* [AIM OF THE EXERCISE] Repeat the listing in full, preserving every character.

Dataset entries:

────────────────

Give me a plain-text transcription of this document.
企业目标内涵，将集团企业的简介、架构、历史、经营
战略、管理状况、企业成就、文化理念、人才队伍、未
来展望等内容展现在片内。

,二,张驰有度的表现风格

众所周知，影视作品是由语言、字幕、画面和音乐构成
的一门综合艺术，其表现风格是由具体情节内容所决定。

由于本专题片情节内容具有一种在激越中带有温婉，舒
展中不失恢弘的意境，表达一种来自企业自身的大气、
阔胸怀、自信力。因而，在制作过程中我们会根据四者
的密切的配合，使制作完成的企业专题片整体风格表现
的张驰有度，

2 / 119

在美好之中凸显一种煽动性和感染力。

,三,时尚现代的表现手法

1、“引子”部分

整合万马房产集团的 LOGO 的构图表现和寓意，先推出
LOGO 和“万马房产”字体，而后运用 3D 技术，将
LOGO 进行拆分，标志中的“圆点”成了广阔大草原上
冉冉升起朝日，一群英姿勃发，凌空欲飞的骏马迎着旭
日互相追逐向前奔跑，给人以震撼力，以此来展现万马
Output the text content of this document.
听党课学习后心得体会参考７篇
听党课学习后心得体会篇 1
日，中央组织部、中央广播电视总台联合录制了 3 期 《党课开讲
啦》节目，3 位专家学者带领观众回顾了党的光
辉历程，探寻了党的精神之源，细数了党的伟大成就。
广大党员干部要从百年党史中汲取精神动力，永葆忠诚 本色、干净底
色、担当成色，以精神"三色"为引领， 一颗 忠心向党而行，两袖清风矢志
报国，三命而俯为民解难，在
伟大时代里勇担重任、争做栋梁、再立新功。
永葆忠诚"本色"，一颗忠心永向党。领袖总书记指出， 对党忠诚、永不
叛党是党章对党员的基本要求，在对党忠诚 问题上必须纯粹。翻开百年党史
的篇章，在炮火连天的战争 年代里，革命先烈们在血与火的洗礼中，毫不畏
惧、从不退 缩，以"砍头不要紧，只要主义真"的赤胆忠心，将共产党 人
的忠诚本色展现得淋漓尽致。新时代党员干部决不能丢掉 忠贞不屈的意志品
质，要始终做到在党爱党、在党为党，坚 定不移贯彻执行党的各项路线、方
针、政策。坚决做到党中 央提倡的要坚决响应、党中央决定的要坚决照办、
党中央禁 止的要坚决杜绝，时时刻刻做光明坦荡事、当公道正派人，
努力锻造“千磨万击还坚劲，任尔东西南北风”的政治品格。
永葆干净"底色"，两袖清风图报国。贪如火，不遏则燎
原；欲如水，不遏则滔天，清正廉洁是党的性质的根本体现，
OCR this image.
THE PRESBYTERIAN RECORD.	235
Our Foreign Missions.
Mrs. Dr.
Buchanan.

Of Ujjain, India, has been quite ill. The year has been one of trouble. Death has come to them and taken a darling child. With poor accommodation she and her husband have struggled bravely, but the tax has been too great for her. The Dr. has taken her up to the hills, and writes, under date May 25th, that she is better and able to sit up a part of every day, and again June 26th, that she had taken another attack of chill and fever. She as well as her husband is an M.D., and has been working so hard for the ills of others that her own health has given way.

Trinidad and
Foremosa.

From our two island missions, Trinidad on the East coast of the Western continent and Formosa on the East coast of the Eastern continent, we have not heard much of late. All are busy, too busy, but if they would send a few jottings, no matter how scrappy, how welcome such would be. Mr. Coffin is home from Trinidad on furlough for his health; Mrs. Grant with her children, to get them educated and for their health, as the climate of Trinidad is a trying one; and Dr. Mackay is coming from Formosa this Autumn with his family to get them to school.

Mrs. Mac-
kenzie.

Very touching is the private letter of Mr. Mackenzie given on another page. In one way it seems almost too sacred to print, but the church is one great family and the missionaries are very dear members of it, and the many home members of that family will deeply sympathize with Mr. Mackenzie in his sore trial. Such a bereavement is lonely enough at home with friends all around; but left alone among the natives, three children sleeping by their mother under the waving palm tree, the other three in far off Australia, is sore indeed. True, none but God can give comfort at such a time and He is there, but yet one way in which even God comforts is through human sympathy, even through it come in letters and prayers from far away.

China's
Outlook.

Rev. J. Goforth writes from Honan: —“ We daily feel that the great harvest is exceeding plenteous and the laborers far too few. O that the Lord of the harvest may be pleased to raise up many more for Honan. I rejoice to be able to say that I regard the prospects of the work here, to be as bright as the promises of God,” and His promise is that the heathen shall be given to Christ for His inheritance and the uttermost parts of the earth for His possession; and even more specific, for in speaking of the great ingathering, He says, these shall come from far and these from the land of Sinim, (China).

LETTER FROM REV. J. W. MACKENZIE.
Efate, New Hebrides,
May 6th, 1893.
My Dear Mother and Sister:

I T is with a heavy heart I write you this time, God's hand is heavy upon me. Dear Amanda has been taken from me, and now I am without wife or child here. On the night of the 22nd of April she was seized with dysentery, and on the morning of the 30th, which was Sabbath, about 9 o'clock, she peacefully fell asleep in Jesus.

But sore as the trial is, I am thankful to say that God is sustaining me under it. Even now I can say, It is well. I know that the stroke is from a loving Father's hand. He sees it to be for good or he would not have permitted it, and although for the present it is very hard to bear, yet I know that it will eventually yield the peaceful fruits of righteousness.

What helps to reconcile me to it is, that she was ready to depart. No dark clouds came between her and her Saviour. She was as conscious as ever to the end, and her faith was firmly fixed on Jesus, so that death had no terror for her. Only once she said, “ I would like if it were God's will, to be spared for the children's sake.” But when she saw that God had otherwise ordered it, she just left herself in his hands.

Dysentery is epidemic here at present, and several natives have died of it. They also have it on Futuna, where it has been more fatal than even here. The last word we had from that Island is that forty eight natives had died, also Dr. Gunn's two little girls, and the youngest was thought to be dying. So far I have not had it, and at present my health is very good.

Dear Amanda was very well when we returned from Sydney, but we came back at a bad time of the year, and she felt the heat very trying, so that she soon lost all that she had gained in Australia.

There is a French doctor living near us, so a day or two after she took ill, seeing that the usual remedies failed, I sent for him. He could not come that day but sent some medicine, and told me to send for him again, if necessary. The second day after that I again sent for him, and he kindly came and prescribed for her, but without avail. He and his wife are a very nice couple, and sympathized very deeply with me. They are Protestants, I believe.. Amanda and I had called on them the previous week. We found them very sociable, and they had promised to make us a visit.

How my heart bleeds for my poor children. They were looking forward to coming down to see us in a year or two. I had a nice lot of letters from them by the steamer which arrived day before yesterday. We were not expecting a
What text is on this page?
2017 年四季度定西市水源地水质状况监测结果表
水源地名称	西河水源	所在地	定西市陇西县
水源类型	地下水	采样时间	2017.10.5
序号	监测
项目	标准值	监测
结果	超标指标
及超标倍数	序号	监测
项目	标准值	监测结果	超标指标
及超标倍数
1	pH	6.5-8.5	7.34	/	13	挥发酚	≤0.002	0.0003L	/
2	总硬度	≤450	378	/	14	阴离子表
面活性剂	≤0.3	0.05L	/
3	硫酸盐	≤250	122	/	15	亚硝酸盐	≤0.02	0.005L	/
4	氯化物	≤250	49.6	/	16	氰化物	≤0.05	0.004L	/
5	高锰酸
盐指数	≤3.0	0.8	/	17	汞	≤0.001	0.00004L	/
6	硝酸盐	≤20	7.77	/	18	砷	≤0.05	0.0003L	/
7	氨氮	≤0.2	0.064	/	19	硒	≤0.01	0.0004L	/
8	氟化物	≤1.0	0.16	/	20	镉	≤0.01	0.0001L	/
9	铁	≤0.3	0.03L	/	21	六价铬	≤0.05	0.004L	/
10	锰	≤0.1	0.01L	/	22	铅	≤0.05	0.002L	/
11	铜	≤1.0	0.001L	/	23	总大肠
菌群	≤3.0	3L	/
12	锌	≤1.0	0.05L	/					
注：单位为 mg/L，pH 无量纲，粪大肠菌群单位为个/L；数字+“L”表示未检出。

────────────────

* [RESULT OF THIS EXERCISE]
Give me a plain-text transcription of this document.
企业目标内涵，将集团企业的简介、架构、历史、经营
战略、管理状况、企业成就、文化理念、人才队伍、未
来展望等内容展现在片内。

,二,张驰有度的表现风格

众所周知，影视作品是由语言、字幕、画面和音乐构成
的一门综合艺术，其表现风格是由具体情节内容所决定。

由于本专题片情节内容具有一种在激越中带有温婉，舒
展中不失恢弘的意境，表达一种来自企业自身的大气、
阔胸怀、自信力。因而，在制作过程中我们会根据四者
的密切的配合，使制作完成的企业专题片整体风格表现
的张驰有度，

2 / 119

在美好之中凸显一种煽动性和感染力。

,三,时尚现代的表现手法

1、“引子”部分

整合万马房产集团的 LOGO 的构图表现和寓意，先推出
LOGO 和“万马房产”字体，而后运用 3D 技术，将
LOGO 进行拆分，标志中的“圆点”成了广阔大草原上
冉冉升起朝日，一群英姿勃发，凌空欲飞的骏马迎着旭
日互相追逐向前奔跑，给人以震撼力，以此来展现万马
Output the text content of this document.
听党课学习后心得体会参考７篇
听党课学习后心得体会篇 1
日，中央组织部、中央广播电视总台联合录制了 3 期 《党课开讲
啦》节目，3 位专家学者带领观众回顾了党的光
辉历程，探寻了党的精神之源，细数了党的伟大成就。
广大党员干部要从百年党史中汲取精神动力，永葆忠诚 本色、干净底
色、担当成色，以精神"三色"为引领， 一颗 忠心向党而行，两袖清风矢志
报国，三命而俯为民解难，在
伟大时代里勇担重任、争做栋梁、再立新功。
永葆忠诚"本色"，一颗忠心永向党。领袖总书记指出， 对党忠诚、永不
叛党是党章对党员的基本要求，在对党忠诚 问题上必须纯粹。翻开百年党史
的篇章，在炮火连天的战争 年代里，革命先烈们在血与火的洗礼中，毫不畏
惧、从不退 缩，以"砍头不要紧，只要主义真"的赤胆忠心，将共产党 人
的忠诚本色展现得淋漓尽致。新时代党员干部决不能丢掉 忠贞不屈的意志品
质，要始终做到在党爱党、在党为党，坚 定不移贯彻执行党的各项路线、方
针、政策。坚决做到党中 央提倡的要坚决响应、党中央决定的要坚决照办、
党中央禁 止的要坚决杜绝，时时刻刻做光明坦荡事、当公道正派人，
努力锻造“千磨万击还坚劲，任尔东西南北风”的政治品格。
永葆干净"底色"，两袖清风图报国。贪如火，不遏则燎
原；欲如水，不遏则滔天，清正廉洁是党的性质的根本体现，
OCR this image.
THE PRESBYTERIAN RECORD.	235
Our Foreign Missions.
Mrs. Dr.
Buchanan.

Of Ujjain, India, has been quite ill. The year has been one of trouble. Death has come to them and taken a darling child. With poor accommodation she and her husband have struggled bravely, but the tax has been too great for her. The Dr. has taken her up to the hills, and writes, under date May 25th, that she is better and able to sit up a part of every day, and again June 26th, that she had taken another attack of chill and fever. She as well as her husband is an M.D., and has been working so hard for the ills of others that her own health has given way.

Trinidad and
Foremosa.

From our two island missions, Trinidad on the East coast of the Western continent and Formosa on the East coast of the Eastern continent, we have not heard much of late. All are busy, too busy, but if they would send a few jottings, no matter how scrappy, how welcome such would be. Mr. Coffin is home from Trinidad on furlough for his health; Mrs. Grant with her children, to get them educated and for their health, as the climate of Trinidad is a trying one; and Dr. Mackay is coming from Formosa this Autumn with his family to get them to school.

Mrs. Mac-
kenzie.

Very touching is the private letter of Mr. Mackenzie given on another page. In one way it seems almost too sacred to print, but the church is one great family and the missionaries are very dear members of it, and the many home members of that family will deeply sympathize with Mr. Mackenzie in his sore trial. Such a bereavement is lonely enough at home with friends all around; but left alone among the natives, three children sleeping by their mother under the waving palm tree, the other three in far off Australia, is sore indeed. True, none but God can give comfort at such a time and He is there, but yet one way in which even God comforts is through human sympathy, even through it come in letters and prayers from far away.

China's
Outlook.

Rev. J. Goforth writes from Honan: —“ We daily feel that the great harvest is exceeding plenteous and the laborers far too few. O that the Lord of the harvest may be pleased to raise up many more for Honan. I rejoice to be able to say that I regard the prospects of the work here, to be as bright as the promises of God,” and His promise is that the heathen shall be given to Christ for His inheritance and the uttermost parts of the earth for His possession; and even more specific, for in speaking of the great ingathering, He says, these shall come from far and these from the land of Sinim, (China).

LETTER FROM REV. J. W. MACKENZIE.
Efate, New Hebrides,
May 6th, 1893.
My Dear Mother and Sister:

I T is with a heavy heart I write you this time, God's hand is heavy upon me. Dear Amanda has been taken from me, and now I am without wife or child here. On the night of the 22nd of April she was seized with dysentery, and on the morning of the 30th, which was Sabbath, about 9 o'clock, she peacefully fell asleep in Jesus.

But sore as the trial is, I am thankful to say that God is sustaining me under it. Even now I can say, It is well. I know that the stroke is from a loving Father's hand. He sees it to be for good or he would not have permitted it, and although for the present it is very hard to bear, yet I know that it will eventually yield the peaceful fruits of righteousness.

What helps to reconcile me to it is, that she was ready to depart. No dark clouds came between her and her Saviour. She was as conscious as ever to the end, and her faith was firmly fixed on Jesus, so that death had no terror for her. Only once she said, “ I would like if it were God's will, to be spared for the children's sake.” But when she saw that God had otherwise ordered it, she just left herself in his hands.

Dysentery is epidemic here at present, and several natives have died of it. They also have it on Futuna, where it has been more fatal than even here. The last word we had from that Island is that forty eight natives had died, also Dr. Gunn's two little girls, and the youngest was thought to be dying. So far I have not had it, and at present my health is very good.

Dear Amanda was very well when we returned from Sydney, but we came back at a bad time of the year, and she felt the heat very trying, so that she soon lost all that she had gained in Australia.

There is a French doctor living near us, so a day or two after she took ill, seeing that the usual remedies failed, I sent for him. He could not come that day but sent some medicine, and told me to send for him again, if necessary. The second day after that I again sent for him, and he kindly came and prescribed for her, but without avail. He and his wife are a very nice couple, and sympathized very deeply with me. They are Protestants, I believe.. Amanda and I had called on them the previous week. We found them very sociable, and they had promised to make us a visit.

How my heart bleeds for my poor children. They were looking forward to coming down to see us in a year or two. I had a nice lot of letters from them by the steamer which arrived day before yesterday. We were not expecting a
What text is on this page?
2017 年四季度定西市水源地水质状况监测结果表
水源地名称	西河水源	所在地	定西市陇西县
水源类型	地下水	采样时间	2017.10.5
序号	监测
项目	标准值	监测
结果	超标指标
及超标倍数	序号	监测
项目	标准值	监测结果	超标指标
及超标倍数
1	pH	6.5-8.5	7.34	/	13	挥发酚	≤0.002	0.0003L	/
2	总硬度	≤450	378	/	14	阴离子表
面活性剂	≤0.3	0.05L	/
3	硫酸盐	≤250	122	/	15	亚硝酸盐	≤0.02	0.005L	/
4	氯化物	≤250	49.6	/	16	氰化物	≤0.05	0.004L	/
5	高锰酸
盐指数	≤3.0	0.8	/	17	汞	≤0.001	0.00004L	/
6	硝酸盐	≤20	7.77	/	18	砷	≤0.05	0.0003L	/
7	氨氮	≤0.2	0.064	/	19	硒	≤0.01	0.0004L	/
8	氟化物	≤1.0	0.16	/	20	镉	≤0.01	0.0001L	/
9	铁	≤0.3	0.03L	/	21	六价铬	≤0.05	0.004L	/
10	锰	≤0.1	0.01L	/	22	铅	≤0.05	0.002L	/
11	铜	≤1.0	0.001L	/	23	总大肠
菌群	≤3.0	3L	/
12	锌	≤1.0	0.05L	/					
注：单位为 mg/L，pH 无量纲，粪大肠菌群单位为个/L；数字+“L”表示未检出。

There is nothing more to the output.